◆ Given information:

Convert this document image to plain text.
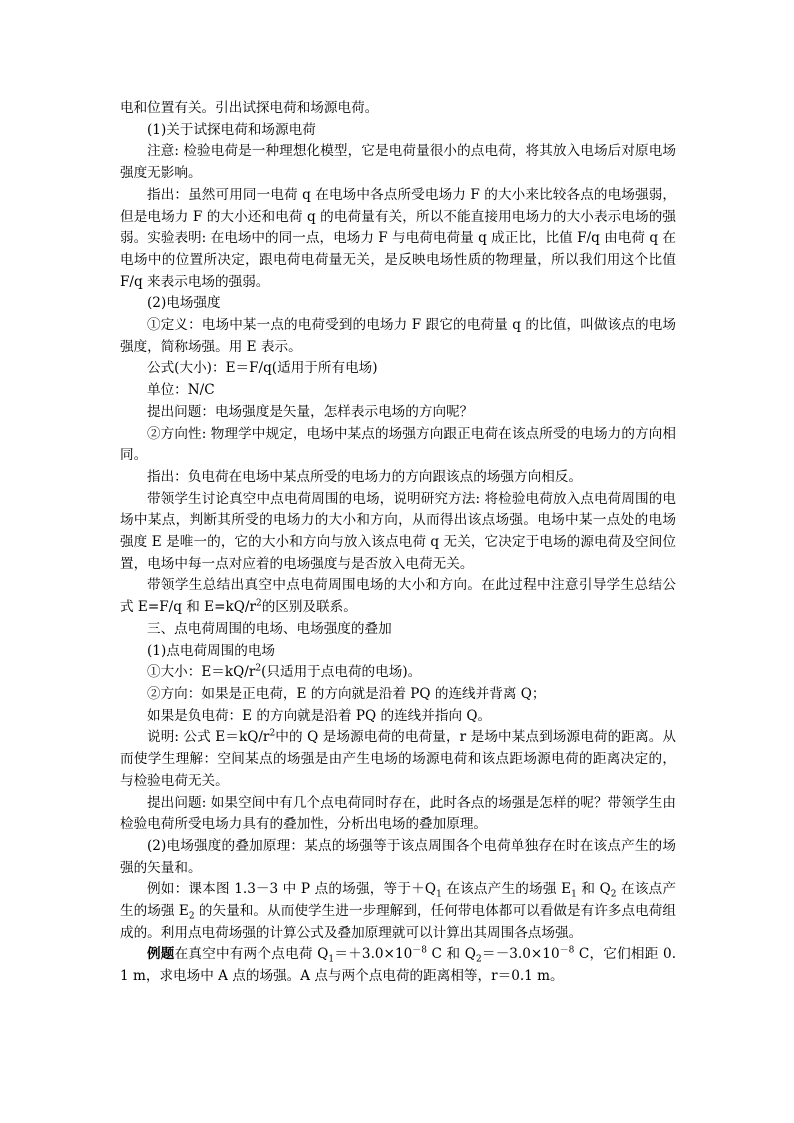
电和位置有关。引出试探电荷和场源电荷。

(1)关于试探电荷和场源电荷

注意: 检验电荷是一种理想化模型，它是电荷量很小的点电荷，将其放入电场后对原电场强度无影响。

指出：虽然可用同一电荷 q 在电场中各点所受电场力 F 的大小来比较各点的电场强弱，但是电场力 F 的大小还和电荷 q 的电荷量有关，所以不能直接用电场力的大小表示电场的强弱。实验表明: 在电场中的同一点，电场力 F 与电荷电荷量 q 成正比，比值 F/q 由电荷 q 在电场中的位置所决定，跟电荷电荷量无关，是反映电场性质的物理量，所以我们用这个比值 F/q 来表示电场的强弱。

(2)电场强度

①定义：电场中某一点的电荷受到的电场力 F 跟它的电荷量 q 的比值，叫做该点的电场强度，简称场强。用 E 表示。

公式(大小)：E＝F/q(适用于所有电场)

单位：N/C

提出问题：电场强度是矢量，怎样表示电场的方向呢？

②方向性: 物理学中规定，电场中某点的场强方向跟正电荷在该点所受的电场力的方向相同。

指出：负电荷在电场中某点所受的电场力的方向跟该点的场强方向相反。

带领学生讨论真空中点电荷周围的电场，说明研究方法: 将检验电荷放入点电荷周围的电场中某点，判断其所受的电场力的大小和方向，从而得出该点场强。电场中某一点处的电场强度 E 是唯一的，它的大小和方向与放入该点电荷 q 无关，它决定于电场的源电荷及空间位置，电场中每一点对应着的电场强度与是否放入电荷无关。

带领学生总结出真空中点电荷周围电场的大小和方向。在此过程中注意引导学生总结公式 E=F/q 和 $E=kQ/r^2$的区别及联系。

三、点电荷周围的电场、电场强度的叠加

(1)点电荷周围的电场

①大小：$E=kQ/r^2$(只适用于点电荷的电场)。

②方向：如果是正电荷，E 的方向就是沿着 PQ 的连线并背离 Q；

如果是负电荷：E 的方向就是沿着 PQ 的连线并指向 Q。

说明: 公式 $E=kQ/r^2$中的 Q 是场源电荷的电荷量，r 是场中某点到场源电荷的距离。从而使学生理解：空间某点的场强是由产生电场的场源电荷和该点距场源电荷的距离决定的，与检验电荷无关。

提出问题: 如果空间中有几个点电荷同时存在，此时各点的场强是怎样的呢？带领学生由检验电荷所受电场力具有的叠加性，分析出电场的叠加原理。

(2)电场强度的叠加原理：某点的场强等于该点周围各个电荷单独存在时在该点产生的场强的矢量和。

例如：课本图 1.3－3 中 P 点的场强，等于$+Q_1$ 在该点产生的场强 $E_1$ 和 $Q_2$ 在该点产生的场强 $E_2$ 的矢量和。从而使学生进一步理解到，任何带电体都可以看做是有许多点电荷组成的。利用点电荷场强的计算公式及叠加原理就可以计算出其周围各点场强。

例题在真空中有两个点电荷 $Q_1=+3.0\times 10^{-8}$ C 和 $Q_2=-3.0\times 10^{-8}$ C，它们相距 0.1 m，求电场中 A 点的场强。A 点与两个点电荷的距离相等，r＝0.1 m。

◆ Exercise objective:
Quote the material exactly. Pictures stay out.

◆ Answer:
Convert this document image to plain text.
电和位置有关。引出试探电荷和场源电荷。

(1)关于试探电荷和场源电荷

注意: 检验电荷是一种理想化模型，它是电荷量很小的点电荷，将其放入电场后对原电场强度无影响。

指出：虽然可用同一电荷 q 在电场中各点所受电场力 F 的大小来比较各点的电场强弱，但是电场力 F 的大小还和电荷 q 的电荷量有关，所以不能直接用电场力的大小表示电场的强弱。实验表明: 在电场中的同一点，电场力 F 与电荷电荷量 q 成正比，比值 F/q 由电荷 q 在电场中的位置所决定，跟电荷电荷量无关，是反映电场性质的物理量，所以我们用这个比值 F/q 来表示电场的强弱。

(2)电场强度

①定义：电场中某一点的电荷受到的电场力 F 跟它的电荷量 q 的比值，叫做该点的电场强度，简称场强。用 E 表示。

公式(大小)：E＝F/q(适用于所有电场)

单位：N/C

提出问题：电场强度是矢量，怎样表示电场的方向呢？

②方向性: 物理学中规定，电场中某点的场强方向跟正电荷在该点所受的电场力的方向相同。

指出：负电荷在电场中某点所受的电场力的方向跟该点的场强方向相反。

带领学生讨论真空中点电荷周围的电场，说明研究方法: 将检验电荷放入点电荷周围的电场中某点，判断其所受的电场力的大小和方向，从而得出该点场强。电场中某一点处的电场强度 E 是唯一的，它的大小和方向与放入该点电荷 q 无关，它决定于电场的源电荷及空间位置，电场中每一点对应着的电场强度与是否放入电荷无关。

带领学生总结出真空中点电荷周围电场的大小和方向。在此过程中注意引导学生总结公式 E=F/q 和 $E=kQ/r^2$的区别及联系。

三、点电荷周围的电场、电场强度的叠加

(1)点电荷周围的电场

①大小：$E=kQ/r^2$(只适用于点电荷的电场)。

②方向：如果是正电荷，E 的方向就是沿着 PQ 的连线并背离 Q；

如果是负电荷：E 的方向就是沿着 PQ 的连线并指向 Q。

说明: 公式 $E=kQ/r^2$中的 Q 是场源电荷的电荷量，r 是场中某点到场源电荷的距离。从而使学生理解：空间某点的场强是由产生电场的场源电荷和该点距场源电荷的距离决定的，与检验电荷无关。

提出问题: 如果空间中有几个点电荷同时存在，此时各点的场强是怎样的呢？带领学生由检验电荷所受电场力具有的叠加性，分析出电场的叠加原理。

(2)电场强度的叠加原理：某点的场强等于该点周围各个电荷单独存在时在该点产生的场强的矢量和。

例如：课本图 1.3－3 中 P 点的场强，等于$+Q_1$ 在该点产生的场强 $E_1$ 和 $Q_2$ 在该点产生的场强 $E_2$ 的矢量和。从而使学生进一步理解到，任何带电体都可以看做是有许多点电荷组成的。利用点电荷场强的计算公式及叠加原理就可以计算出其周围各点场强。

例题在真空中有两个点电荷 $Q_1=+3.0\times 10^{-8}$ C 和 $Q_2=-3.0\times 10^{-8}$ C，它们相距 0.1 m，求电场中 A 点的场强。A 点与两个点电荷的距离相等，r＝0.1 m。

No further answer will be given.